OBJECTIVE: Copy every line of the data that contains the string "xlabel".

******************************

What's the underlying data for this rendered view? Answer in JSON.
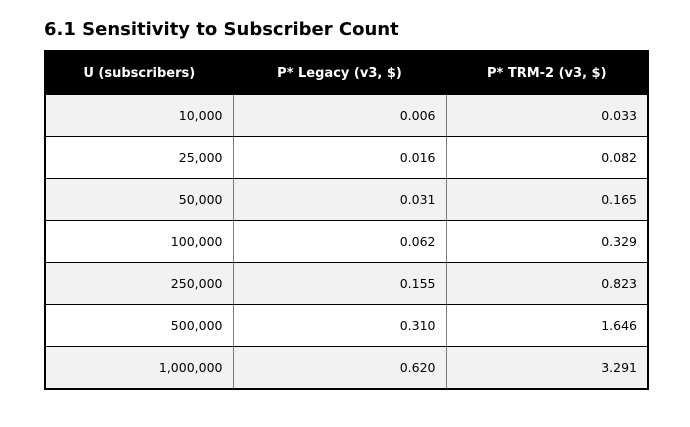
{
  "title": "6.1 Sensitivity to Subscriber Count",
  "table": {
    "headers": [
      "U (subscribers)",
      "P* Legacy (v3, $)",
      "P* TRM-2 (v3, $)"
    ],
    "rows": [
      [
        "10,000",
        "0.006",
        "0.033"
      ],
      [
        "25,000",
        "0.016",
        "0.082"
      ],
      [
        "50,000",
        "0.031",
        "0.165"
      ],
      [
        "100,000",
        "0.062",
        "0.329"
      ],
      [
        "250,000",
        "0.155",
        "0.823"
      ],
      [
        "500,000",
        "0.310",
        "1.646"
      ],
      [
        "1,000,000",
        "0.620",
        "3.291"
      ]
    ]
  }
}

******************************

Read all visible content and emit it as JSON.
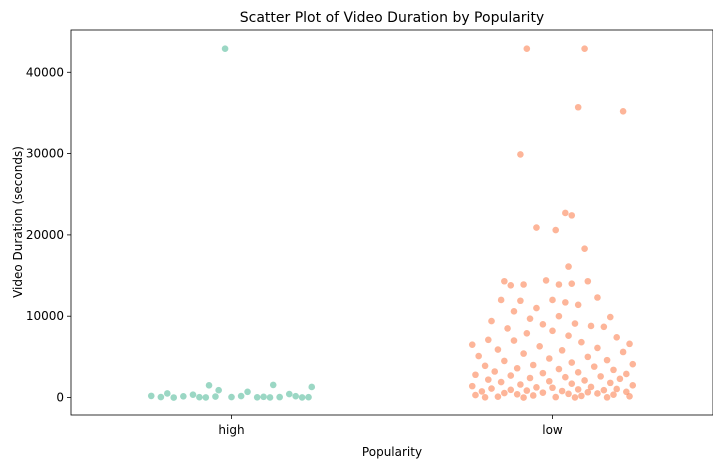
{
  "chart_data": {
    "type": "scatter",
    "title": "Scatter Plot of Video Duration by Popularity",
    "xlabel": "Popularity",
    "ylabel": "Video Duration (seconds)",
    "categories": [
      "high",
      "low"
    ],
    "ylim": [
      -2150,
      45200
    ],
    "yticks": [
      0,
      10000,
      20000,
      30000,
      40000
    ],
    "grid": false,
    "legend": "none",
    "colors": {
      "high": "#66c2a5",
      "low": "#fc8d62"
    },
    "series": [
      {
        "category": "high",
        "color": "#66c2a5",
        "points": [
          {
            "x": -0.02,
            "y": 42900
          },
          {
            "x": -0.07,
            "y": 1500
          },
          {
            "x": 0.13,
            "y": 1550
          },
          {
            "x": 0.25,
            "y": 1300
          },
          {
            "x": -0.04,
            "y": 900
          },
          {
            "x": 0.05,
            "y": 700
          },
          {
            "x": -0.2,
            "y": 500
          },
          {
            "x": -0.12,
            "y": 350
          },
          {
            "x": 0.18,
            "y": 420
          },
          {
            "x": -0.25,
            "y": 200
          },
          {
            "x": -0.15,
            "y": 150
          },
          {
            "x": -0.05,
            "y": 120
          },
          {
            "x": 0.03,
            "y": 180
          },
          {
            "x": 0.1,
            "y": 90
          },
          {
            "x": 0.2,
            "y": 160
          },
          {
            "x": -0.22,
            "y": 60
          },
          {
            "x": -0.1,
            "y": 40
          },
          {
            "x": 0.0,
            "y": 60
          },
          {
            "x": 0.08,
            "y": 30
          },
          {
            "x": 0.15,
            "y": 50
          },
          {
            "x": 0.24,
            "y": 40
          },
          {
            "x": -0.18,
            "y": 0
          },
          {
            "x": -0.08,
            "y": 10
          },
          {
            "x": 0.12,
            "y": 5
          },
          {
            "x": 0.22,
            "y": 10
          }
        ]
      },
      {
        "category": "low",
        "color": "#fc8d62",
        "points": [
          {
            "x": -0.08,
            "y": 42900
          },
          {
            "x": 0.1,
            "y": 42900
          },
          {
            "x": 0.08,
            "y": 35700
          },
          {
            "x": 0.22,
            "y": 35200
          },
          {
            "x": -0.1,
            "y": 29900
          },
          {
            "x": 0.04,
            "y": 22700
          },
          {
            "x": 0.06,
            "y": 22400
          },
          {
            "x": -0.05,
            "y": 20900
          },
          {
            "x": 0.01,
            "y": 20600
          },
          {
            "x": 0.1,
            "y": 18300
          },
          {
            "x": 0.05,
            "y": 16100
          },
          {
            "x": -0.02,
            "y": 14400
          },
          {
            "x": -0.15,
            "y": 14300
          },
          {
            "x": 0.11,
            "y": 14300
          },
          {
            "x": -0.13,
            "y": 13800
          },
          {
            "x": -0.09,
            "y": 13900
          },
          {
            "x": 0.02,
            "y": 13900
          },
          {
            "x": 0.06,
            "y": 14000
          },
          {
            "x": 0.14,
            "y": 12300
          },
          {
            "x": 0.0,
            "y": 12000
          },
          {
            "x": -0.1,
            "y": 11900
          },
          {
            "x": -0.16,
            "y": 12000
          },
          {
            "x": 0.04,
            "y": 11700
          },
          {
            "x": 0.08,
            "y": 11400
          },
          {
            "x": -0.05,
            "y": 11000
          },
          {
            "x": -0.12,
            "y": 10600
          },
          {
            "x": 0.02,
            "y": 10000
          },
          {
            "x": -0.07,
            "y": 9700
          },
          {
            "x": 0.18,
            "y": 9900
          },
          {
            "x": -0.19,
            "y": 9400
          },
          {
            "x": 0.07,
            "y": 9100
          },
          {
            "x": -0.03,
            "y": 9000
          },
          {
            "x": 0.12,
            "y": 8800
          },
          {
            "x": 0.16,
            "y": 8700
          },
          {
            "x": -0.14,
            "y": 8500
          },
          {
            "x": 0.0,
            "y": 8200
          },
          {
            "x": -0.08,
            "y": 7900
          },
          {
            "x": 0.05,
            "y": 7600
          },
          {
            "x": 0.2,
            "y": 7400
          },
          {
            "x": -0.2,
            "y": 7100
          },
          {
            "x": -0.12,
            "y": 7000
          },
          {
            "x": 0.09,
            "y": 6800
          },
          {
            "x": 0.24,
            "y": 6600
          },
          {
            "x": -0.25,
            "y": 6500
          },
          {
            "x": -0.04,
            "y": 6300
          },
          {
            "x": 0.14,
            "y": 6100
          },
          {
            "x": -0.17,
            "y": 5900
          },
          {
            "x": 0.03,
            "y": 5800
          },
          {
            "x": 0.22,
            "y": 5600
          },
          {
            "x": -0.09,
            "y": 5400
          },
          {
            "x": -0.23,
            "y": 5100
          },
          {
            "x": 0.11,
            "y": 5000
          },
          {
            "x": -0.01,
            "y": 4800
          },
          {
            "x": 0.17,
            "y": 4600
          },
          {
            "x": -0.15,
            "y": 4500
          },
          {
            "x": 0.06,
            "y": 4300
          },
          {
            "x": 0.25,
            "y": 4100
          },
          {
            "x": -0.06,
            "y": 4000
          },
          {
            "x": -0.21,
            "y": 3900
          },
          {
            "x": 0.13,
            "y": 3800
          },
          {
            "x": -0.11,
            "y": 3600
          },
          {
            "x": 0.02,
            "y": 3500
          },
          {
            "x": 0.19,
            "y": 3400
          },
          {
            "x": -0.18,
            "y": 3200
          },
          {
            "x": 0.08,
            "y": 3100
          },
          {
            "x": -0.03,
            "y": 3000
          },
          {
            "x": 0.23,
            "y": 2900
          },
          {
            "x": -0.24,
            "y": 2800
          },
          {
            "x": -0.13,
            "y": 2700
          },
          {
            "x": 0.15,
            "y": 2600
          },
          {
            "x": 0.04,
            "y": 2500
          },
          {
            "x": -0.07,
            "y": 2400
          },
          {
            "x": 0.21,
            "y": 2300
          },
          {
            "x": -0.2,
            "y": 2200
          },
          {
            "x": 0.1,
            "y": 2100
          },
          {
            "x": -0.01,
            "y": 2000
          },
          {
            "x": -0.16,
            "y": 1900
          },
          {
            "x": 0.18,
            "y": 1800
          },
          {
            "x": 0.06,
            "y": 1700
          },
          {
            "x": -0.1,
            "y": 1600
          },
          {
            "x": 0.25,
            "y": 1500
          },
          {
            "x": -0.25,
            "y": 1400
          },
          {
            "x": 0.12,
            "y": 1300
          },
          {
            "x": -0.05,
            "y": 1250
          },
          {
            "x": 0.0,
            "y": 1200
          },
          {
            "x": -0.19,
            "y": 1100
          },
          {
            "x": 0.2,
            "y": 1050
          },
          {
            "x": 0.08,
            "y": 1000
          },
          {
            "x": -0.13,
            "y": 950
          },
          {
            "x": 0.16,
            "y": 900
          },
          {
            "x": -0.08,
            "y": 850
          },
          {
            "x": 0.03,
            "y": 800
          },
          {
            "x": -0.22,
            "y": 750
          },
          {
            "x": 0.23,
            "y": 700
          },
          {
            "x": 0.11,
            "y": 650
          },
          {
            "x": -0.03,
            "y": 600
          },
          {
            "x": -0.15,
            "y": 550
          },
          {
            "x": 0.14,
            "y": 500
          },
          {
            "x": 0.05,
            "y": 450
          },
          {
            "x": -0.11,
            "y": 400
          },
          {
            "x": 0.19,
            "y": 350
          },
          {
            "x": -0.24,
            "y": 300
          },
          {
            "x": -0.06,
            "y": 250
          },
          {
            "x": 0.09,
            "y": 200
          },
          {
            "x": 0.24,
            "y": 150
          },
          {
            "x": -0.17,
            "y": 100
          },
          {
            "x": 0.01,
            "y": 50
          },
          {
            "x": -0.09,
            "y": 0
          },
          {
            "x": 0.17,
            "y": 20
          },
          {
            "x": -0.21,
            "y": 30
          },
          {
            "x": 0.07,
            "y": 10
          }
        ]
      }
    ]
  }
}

******************************

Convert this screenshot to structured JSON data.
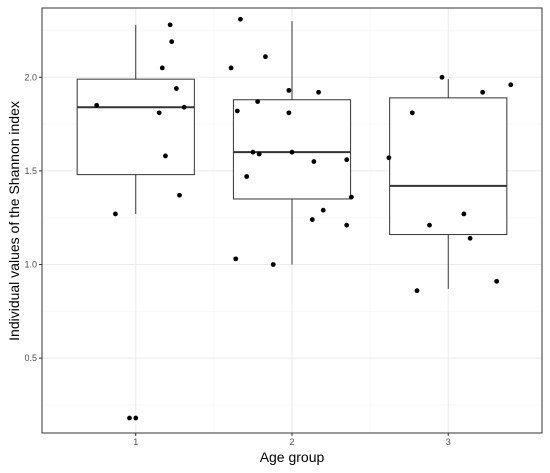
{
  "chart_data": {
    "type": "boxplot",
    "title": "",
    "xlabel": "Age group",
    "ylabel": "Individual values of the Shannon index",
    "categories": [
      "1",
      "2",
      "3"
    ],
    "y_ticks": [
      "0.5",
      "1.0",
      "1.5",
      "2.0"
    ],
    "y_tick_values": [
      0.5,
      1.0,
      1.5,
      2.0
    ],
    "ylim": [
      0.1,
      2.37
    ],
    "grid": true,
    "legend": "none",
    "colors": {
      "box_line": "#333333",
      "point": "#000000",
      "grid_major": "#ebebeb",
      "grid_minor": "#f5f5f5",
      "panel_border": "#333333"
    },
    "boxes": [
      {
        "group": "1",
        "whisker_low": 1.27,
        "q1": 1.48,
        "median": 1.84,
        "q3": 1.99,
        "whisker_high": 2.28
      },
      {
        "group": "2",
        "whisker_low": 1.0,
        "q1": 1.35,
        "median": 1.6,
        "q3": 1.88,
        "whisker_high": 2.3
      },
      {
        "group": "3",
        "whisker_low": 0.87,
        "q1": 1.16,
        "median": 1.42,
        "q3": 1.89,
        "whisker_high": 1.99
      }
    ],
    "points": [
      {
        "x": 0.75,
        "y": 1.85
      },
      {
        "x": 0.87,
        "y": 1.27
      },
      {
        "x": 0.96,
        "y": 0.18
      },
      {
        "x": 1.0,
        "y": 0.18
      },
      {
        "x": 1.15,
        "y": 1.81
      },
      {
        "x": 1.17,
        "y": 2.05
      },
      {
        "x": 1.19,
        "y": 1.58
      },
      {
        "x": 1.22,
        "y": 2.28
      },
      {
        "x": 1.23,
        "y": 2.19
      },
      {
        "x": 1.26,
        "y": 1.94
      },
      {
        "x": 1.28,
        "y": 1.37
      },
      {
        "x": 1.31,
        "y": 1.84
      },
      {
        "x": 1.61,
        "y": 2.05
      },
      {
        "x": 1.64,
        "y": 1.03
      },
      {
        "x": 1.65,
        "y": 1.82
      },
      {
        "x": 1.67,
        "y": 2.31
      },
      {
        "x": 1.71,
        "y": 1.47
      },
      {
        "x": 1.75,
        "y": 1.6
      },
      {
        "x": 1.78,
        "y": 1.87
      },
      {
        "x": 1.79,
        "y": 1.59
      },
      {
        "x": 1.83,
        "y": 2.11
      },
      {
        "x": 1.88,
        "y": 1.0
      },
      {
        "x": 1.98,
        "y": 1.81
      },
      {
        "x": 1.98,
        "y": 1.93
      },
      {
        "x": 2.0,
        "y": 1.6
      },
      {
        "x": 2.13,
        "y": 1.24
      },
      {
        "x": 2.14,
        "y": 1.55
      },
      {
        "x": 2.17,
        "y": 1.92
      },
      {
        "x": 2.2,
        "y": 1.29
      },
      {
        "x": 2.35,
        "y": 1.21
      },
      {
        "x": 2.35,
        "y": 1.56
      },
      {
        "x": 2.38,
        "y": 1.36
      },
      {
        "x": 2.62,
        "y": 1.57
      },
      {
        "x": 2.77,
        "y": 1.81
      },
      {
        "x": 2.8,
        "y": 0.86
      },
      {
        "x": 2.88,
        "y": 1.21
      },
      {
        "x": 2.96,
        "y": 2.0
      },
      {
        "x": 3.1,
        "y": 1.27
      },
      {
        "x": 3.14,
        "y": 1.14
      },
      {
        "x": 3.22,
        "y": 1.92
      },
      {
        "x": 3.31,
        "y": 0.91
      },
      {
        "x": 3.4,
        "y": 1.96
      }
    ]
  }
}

******************************

SOLUTION TO THIS TASK:
    "xlabel": "Popularity",
    "xlabel": "Age group",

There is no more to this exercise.